- [Materials provided]
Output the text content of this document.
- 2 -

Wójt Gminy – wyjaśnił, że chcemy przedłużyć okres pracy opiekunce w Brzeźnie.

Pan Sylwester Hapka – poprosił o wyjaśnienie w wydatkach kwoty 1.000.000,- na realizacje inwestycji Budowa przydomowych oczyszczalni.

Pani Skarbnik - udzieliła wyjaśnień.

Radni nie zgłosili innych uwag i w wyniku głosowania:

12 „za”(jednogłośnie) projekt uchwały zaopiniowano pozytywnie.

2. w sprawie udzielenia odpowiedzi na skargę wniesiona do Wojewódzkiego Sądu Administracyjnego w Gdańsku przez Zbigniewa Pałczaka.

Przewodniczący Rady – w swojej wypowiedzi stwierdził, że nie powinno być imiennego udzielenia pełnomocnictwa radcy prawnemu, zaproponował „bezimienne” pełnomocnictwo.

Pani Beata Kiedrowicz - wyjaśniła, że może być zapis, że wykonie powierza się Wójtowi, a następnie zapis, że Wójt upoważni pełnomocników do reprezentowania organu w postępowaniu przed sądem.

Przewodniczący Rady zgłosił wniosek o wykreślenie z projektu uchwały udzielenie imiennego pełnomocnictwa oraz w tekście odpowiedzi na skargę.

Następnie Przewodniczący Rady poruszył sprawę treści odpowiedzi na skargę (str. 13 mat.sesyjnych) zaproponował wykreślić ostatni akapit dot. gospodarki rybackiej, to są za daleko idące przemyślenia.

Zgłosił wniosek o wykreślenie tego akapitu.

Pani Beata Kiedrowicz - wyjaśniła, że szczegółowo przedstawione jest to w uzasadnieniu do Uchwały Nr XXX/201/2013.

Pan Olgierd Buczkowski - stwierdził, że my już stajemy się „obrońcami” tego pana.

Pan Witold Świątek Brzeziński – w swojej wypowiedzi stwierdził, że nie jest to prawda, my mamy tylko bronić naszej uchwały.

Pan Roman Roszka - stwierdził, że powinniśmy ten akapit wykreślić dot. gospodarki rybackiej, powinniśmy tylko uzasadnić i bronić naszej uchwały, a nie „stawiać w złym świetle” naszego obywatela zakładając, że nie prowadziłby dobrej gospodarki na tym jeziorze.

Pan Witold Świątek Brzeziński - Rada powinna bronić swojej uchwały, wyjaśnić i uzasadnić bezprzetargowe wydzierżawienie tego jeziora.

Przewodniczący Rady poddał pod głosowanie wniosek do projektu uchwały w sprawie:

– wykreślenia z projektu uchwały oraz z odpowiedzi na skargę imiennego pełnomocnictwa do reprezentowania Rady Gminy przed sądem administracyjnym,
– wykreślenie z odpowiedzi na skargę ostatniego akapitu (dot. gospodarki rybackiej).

- [To do] Only the number is wanted: how many lines of the material contain the word "pełnomocnictwa"?

- [Output for this exercise] 3